CHALLENGE
Each line that holds the word "Supports" counts once; give the total number of such lines and nothing else.

SOURCE DATA
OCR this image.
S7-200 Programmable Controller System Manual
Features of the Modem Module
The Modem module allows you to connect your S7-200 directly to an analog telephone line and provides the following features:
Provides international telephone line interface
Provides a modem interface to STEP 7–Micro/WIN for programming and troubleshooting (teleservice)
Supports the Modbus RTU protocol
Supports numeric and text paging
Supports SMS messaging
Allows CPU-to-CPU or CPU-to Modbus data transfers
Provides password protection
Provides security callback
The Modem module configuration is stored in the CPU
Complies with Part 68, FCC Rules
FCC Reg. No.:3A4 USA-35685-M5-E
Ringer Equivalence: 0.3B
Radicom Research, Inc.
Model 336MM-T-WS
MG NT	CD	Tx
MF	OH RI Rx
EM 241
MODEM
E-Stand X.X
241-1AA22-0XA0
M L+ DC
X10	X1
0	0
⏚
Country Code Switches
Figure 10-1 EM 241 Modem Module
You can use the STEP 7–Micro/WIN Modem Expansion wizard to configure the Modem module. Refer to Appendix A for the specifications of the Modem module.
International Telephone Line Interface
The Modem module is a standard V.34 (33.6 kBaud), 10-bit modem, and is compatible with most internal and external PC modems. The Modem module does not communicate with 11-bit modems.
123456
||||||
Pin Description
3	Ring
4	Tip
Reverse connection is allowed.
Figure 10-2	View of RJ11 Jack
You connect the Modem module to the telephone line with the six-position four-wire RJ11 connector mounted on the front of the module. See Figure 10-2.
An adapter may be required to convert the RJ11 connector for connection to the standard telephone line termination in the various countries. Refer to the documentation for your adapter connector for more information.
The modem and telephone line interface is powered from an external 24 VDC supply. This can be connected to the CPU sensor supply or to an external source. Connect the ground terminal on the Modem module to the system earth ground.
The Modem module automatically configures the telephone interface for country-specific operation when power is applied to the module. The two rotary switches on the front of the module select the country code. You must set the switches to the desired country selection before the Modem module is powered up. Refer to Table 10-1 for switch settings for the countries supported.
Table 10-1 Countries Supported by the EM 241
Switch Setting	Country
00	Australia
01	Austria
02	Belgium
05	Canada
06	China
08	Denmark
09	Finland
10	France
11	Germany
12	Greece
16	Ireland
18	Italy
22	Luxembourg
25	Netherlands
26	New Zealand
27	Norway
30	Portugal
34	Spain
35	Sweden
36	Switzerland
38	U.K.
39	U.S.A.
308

THE OUTPUT
3